:: Do this ::
Reproduce the records below exactly, leaving out any pictures.

:: Data for this task ::
###

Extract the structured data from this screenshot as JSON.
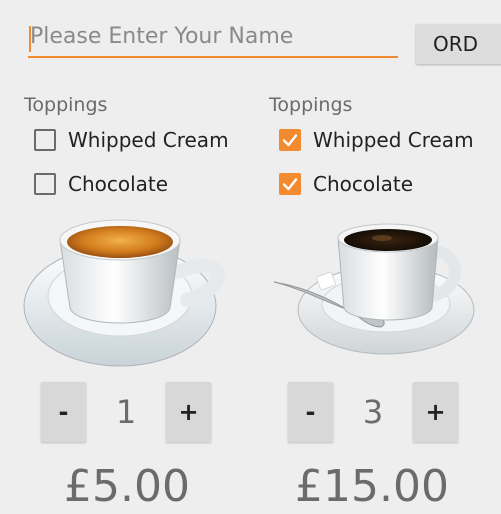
{
  "name_field": {
    "placeholder": "Please Enter Your Name",
    "value": ""
  },
  "order_button": {
    "label": "ORD"
  },
  "colors": {
    "accent": "#f28a30",
    "background": "#eeeeee",
    "button": "#dddddd"
  },
  "orders": [
    {
      "toppings_label": "Toppings",
      "toppings": [
        {
          "label": "Whipped Cream",
          "checked": false
        },
        {
          "label": "Chocolate",
          "checked": false
        }
      ],
      "image": "espresso-cup-icon",
      "quantity": "1",
      "minus_label": "-",
      "plus_label": "+",
      "price": "£5.00"
    },
    {
      "toppings_label": "Toppings",
      "toppings": [
        {
          "label": "Whipped Cream",
          "checked": true
        },
        {
          "label": "Chocolate",
          "checked": true
        }
      ],
      "image": "black-coffee-cup-icon",
      "quantity": "3",
      "minus_label": "-",
      "plus_label": "+",
      "price": "£15.00"
    }
  ]
}
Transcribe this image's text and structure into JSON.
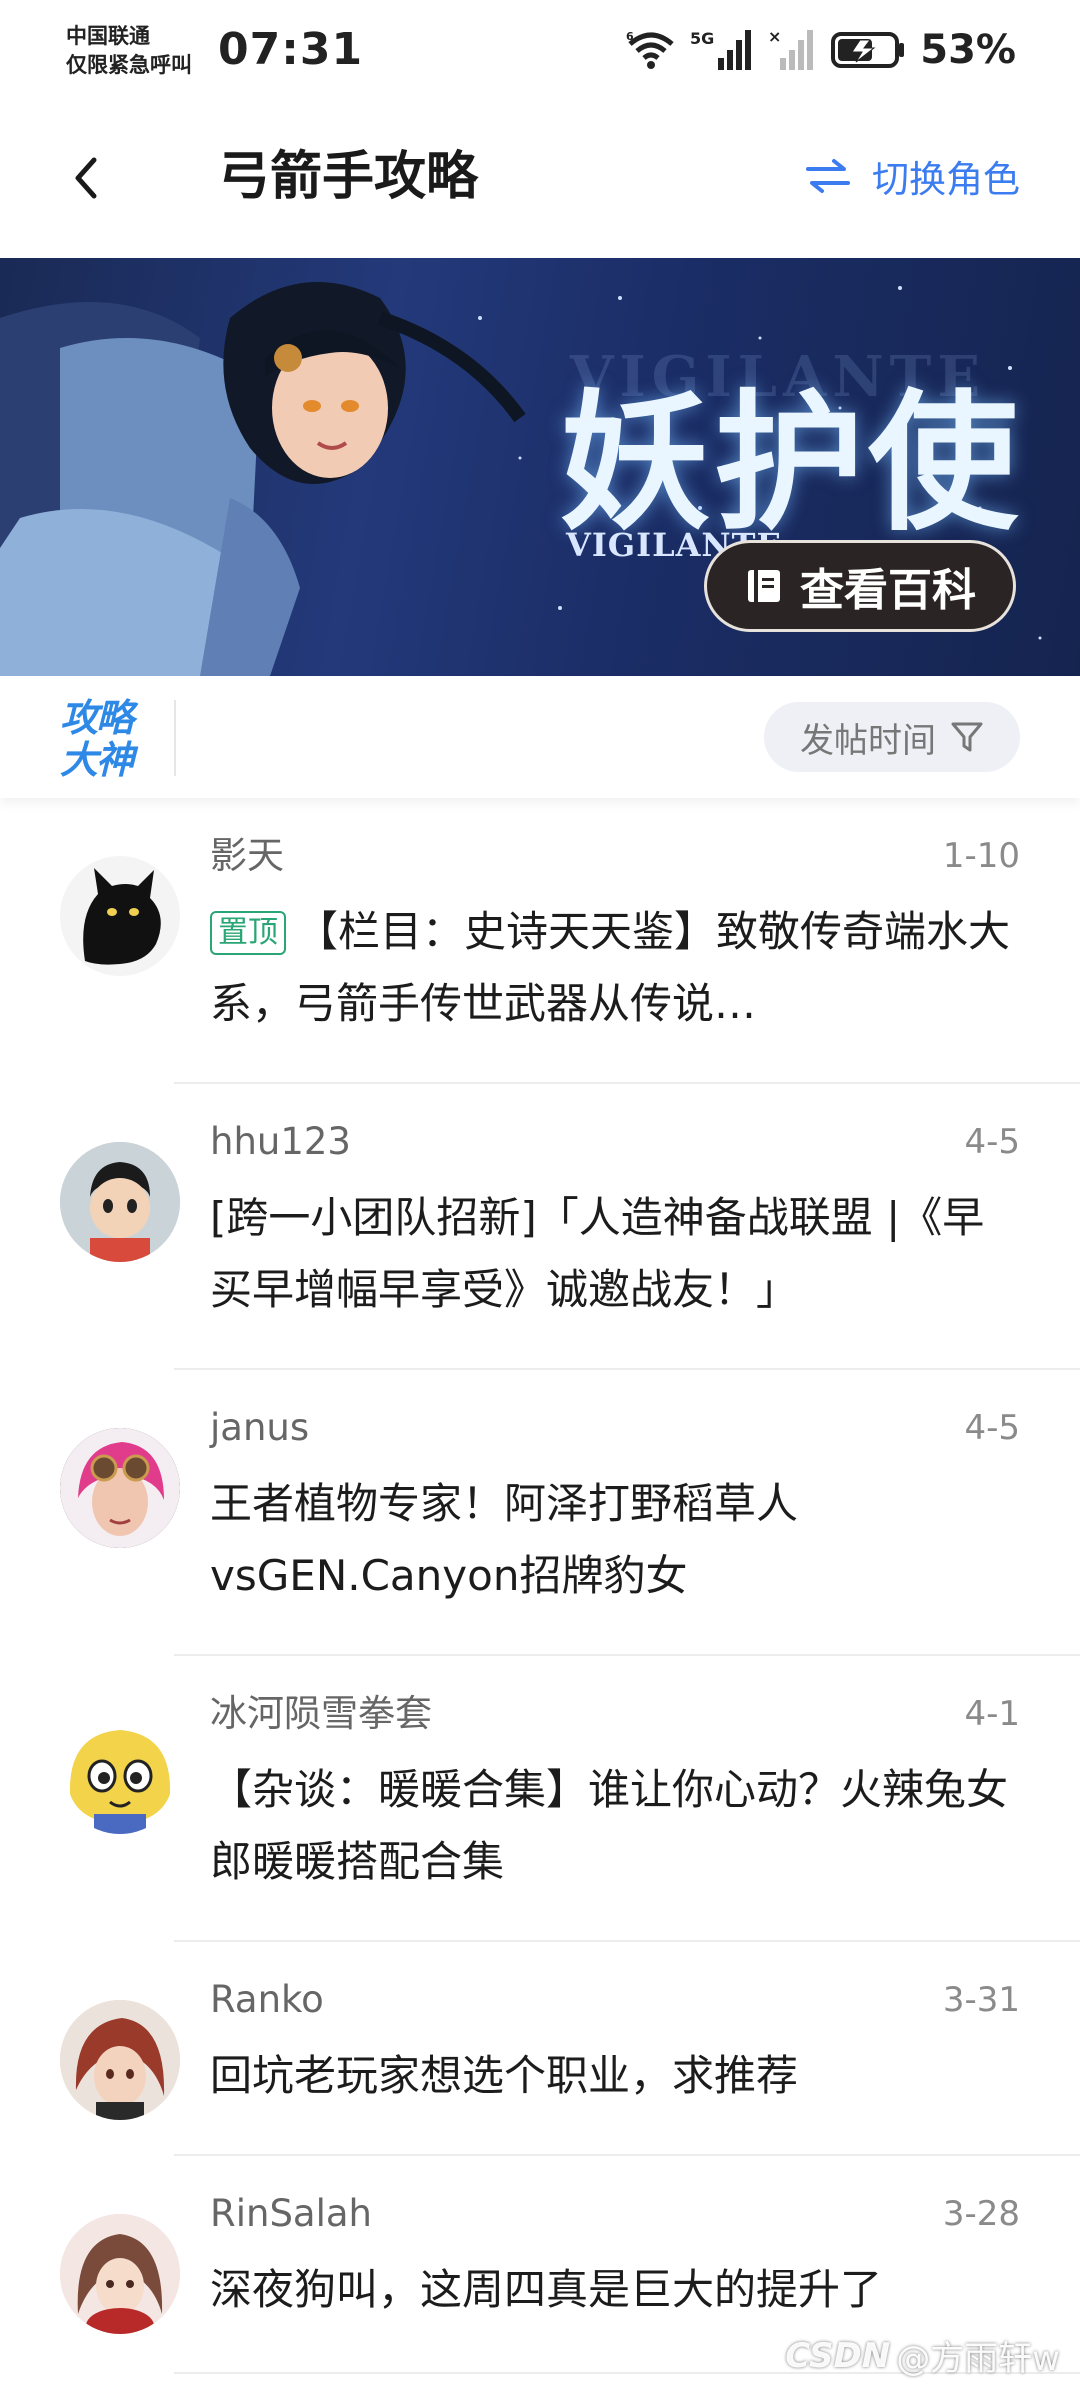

###

:: Answer for this exercise ::
Extract the structured data from this screenshot as JSON.
{
  "name_field": {
    "placeholder": "Please Enter Your Name",
    "value": ""
  },
  "order_button": {
    "label": "ORD"
  },
  "colors": {
    "accent": "#f28a30",
    "background": "#eeeeee",
    "button": "#dddddd"
  },
  "orders": [
    {
      "toppings_label": "Toppings",
      "toppings": [
        {
          "label": "Whipped Cream",
          "checked": false
        },
        {
          "label": "Chocolate",
          "checked": false
        }
      ],
      "image": "espresso-cup-icon",
      "quantity": "1",
      "minus_label": "-",
      "plus_label": "+",
      "price": "£5.00"
    },
    {
      "toppings_label": "Toppings",
      "toppings": [
        {
          "label": "Whipped Cream",
          "checked": true
        },
        {
          "label": "Chocolate",
          "checked": true
        }
      ],
      "image": "black-coffee-cup-icon",
      "quantity": "3",
      "minus_label": "-",
      "plus_label": "+",
      "price": "£15.00"
    }
  ]
}
Transcribe this image's text and structure into JSON.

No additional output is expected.